# REQUIRED WORK
Lift every line from the entries that includes the word "Warner".

# ENTRIES SHOWN
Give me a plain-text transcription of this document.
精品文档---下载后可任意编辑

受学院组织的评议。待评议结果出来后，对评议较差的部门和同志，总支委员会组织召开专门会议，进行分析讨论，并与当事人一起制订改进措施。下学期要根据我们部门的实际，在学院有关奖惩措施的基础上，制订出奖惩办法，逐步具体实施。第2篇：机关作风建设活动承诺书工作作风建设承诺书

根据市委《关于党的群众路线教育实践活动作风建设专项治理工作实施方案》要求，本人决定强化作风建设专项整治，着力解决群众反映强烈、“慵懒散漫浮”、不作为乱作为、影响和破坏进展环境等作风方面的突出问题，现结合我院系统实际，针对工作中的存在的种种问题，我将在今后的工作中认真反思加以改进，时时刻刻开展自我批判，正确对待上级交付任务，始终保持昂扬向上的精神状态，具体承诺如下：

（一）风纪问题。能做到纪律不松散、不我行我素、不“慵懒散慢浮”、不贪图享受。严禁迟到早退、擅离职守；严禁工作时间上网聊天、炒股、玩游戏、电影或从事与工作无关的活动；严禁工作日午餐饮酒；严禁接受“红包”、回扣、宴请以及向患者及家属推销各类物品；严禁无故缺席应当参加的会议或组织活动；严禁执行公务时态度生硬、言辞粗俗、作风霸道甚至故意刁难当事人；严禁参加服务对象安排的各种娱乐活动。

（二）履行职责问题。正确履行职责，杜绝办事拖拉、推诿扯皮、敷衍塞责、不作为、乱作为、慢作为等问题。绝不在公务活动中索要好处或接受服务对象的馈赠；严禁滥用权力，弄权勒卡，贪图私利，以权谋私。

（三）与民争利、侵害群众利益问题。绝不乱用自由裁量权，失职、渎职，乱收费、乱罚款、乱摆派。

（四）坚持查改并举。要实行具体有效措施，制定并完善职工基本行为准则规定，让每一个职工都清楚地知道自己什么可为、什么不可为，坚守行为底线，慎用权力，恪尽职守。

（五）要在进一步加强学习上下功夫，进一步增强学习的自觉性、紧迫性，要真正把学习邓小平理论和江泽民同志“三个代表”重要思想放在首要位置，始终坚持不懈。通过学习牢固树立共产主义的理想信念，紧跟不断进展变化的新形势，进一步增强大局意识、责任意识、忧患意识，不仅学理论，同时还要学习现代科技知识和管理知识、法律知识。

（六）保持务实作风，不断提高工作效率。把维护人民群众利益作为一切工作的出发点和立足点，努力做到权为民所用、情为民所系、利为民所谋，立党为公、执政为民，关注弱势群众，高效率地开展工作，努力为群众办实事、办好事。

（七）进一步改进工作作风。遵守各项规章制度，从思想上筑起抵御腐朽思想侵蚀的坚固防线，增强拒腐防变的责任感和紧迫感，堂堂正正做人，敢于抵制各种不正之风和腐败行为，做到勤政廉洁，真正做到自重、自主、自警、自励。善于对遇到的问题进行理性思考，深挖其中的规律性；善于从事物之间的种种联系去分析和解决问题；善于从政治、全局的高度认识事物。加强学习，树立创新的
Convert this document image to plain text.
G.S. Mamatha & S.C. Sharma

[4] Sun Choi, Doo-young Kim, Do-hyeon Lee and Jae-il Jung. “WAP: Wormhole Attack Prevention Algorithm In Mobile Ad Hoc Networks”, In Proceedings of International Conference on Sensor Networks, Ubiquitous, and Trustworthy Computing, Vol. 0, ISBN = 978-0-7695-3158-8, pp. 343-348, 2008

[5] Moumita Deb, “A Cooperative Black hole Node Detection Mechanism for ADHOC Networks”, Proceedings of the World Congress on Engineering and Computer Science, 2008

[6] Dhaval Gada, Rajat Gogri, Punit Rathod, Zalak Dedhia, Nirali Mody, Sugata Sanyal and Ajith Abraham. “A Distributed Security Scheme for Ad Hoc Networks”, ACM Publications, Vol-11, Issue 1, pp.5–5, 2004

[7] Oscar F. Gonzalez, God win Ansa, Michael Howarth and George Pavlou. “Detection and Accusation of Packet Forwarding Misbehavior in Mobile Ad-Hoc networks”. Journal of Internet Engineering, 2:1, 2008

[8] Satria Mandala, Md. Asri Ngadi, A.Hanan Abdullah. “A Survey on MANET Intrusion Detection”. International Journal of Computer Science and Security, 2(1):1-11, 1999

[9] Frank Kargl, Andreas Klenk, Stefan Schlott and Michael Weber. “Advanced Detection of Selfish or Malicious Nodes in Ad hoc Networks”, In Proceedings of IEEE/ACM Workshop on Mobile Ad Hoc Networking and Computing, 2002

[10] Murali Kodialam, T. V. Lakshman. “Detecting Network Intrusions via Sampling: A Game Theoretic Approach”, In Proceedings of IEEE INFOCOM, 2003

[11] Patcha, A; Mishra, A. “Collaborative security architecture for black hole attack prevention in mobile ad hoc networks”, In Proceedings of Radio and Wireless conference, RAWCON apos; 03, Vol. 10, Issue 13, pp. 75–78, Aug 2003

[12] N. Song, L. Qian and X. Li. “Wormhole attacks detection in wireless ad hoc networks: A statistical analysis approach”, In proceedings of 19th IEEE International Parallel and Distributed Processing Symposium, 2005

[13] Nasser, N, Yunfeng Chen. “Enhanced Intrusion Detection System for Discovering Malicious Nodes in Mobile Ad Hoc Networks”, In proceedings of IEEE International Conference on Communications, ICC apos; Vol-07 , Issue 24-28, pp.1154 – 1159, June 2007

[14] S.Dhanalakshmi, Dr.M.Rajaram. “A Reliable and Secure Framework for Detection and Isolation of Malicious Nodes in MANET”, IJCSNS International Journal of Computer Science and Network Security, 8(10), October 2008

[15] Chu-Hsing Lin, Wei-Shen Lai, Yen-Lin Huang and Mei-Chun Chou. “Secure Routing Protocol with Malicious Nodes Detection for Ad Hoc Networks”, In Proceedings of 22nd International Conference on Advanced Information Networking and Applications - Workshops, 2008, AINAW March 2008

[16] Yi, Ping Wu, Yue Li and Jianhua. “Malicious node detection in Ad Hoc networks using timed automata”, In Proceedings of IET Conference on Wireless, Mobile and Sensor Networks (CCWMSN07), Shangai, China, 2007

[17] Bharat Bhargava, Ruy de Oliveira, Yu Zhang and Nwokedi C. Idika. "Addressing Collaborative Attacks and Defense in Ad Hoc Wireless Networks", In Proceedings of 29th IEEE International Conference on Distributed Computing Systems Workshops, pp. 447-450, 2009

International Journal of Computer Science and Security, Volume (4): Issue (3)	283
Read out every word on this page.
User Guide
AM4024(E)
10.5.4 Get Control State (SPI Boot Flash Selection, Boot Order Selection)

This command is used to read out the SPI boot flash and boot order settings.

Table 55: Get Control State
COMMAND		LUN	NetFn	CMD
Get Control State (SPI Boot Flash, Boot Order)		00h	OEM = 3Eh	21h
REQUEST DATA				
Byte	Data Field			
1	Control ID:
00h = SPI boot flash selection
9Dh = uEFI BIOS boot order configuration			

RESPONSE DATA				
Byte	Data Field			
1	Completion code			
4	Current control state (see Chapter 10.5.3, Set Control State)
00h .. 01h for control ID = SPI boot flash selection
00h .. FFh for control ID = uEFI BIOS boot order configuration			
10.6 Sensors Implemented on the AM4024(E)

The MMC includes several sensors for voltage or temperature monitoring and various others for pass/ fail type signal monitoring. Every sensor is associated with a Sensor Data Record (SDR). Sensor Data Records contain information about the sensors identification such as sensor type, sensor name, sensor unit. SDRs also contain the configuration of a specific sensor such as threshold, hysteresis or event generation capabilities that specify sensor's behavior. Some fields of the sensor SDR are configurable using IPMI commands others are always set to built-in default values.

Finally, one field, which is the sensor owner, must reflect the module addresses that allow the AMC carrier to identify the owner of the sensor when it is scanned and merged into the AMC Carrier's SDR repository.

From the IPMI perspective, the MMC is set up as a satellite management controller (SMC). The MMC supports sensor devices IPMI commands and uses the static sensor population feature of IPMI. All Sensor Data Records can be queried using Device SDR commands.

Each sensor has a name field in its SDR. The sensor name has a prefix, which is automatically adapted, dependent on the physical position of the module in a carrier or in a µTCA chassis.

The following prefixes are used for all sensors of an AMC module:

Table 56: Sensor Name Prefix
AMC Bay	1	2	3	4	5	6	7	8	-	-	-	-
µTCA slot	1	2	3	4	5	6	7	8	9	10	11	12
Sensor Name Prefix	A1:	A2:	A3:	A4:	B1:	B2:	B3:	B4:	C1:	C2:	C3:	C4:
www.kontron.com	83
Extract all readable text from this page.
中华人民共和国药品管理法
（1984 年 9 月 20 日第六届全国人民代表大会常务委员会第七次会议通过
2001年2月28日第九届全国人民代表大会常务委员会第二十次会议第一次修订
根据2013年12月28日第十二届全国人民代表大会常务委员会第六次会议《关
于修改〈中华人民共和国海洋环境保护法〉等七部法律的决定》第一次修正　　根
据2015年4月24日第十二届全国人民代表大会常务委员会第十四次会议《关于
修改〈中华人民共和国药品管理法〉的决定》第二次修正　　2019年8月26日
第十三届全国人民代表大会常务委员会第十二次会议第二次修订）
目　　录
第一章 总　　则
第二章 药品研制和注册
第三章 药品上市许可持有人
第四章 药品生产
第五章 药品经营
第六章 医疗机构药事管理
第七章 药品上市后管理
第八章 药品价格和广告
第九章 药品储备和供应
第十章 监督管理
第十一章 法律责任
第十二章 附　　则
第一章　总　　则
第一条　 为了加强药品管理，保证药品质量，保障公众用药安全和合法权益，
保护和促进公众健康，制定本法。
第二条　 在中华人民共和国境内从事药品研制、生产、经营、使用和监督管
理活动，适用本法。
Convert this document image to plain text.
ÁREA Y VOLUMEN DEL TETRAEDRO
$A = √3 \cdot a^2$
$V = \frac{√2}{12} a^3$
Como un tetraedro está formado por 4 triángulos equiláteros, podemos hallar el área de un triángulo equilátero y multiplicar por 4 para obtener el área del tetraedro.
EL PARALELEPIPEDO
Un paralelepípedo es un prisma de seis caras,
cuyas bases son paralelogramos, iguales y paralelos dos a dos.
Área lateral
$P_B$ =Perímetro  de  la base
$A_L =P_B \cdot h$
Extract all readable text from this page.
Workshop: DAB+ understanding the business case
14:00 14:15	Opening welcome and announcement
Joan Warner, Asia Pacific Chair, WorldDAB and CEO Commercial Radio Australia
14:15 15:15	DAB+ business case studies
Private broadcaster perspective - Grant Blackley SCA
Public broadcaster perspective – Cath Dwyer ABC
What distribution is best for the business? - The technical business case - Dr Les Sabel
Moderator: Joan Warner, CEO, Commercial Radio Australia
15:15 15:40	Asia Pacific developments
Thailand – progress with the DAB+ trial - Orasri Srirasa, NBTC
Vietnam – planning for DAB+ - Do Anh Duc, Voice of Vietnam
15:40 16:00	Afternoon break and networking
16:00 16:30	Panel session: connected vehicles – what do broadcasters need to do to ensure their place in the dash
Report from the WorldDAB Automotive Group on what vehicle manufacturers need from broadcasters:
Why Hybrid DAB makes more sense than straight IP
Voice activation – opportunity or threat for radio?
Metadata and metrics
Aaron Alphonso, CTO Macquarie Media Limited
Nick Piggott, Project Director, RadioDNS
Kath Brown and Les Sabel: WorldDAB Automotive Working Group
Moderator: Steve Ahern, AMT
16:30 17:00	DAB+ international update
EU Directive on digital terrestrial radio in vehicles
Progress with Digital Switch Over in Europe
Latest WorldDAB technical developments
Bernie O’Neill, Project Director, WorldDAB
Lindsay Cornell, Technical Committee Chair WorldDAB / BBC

# ANSWER
Joan Warner, Asia Pacific Chair, WorldDAB and CEO Commercial Radio Australia
Moderator: Joan Warner, CEO, Commercial Radio Australia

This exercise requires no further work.